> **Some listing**
>>>>

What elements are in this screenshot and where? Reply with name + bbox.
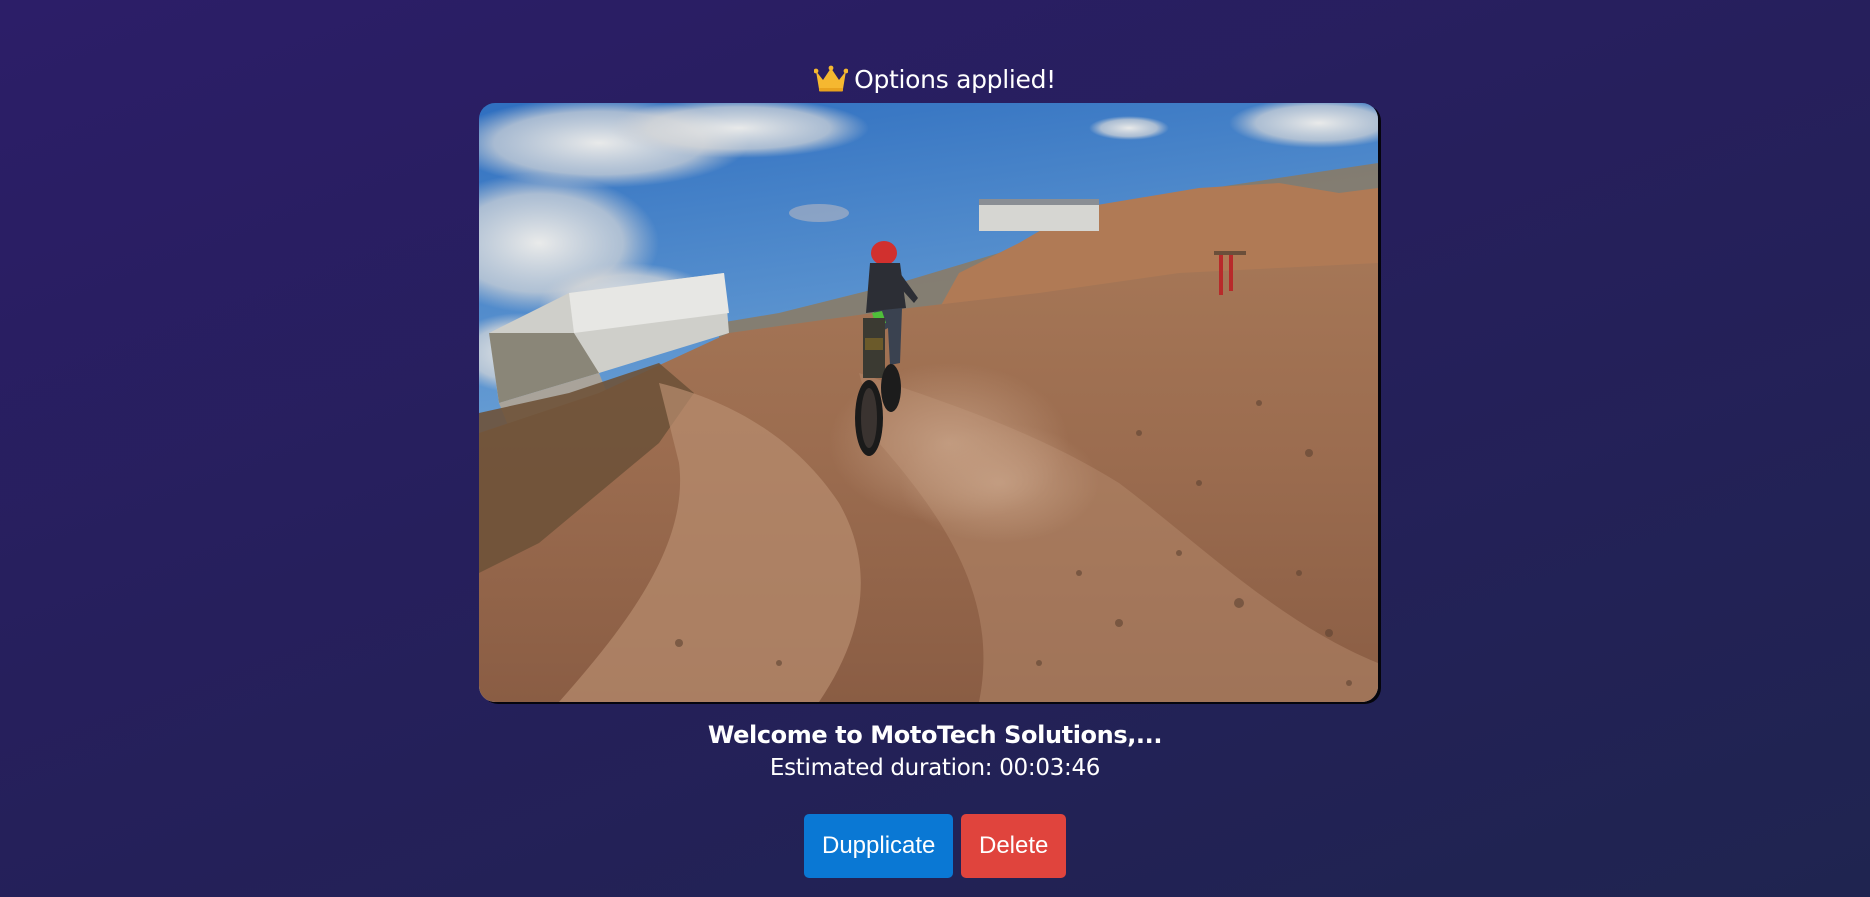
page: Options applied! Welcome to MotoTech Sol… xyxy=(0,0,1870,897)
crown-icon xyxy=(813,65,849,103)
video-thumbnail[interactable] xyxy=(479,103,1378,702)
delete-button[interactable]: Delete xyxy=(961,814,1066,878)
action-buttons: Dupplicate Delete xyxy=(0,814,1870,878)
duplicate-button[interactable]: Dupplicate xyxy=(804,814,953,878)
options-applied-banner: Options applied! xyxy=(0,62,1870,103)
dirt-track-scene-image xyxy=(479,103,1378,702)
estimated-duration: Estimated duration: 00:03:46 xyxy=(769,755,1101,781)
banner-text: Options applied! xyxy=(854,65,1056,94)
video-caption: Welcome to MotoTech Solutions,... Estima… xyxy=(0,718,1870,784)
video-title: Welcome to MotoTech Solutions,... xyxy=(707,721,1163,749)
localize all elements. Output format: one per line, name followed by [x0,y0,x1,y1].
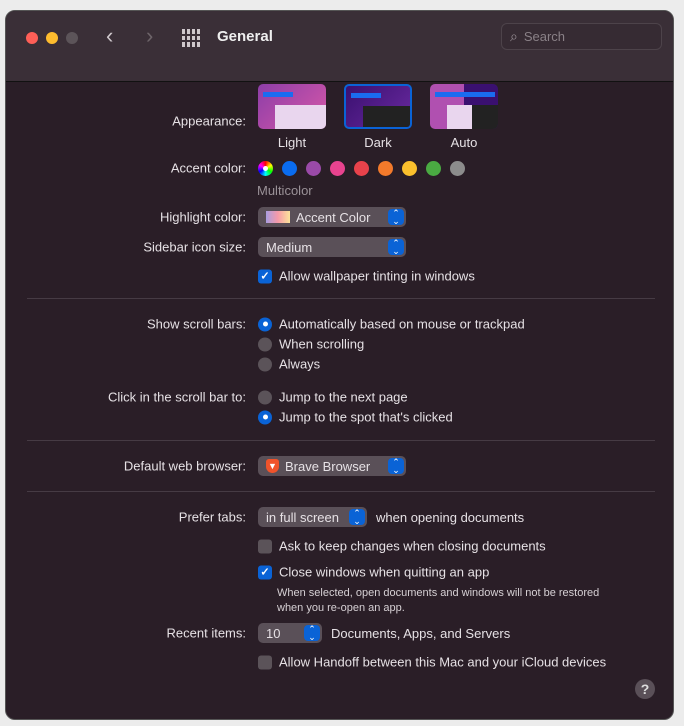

<<<<

> **Description of the task**
Return the lines of the listing exactly as they appear, starting from the very beginning and ending after the line containing "video-thumbnail[interactable] xyxy=(479,103,1378,702)". Leave out the pictures.

> **Worked solution**
What elements are in this screenshot and where? Reply with name + bbox.
page: Options applied! Welcome to MotoTech Sol… xyxy=(0,0,1870,897)
crown-icon xyxy=(813,65,849,103)
video-thumbnail[interactable] xyxy=(479,103,1378,702)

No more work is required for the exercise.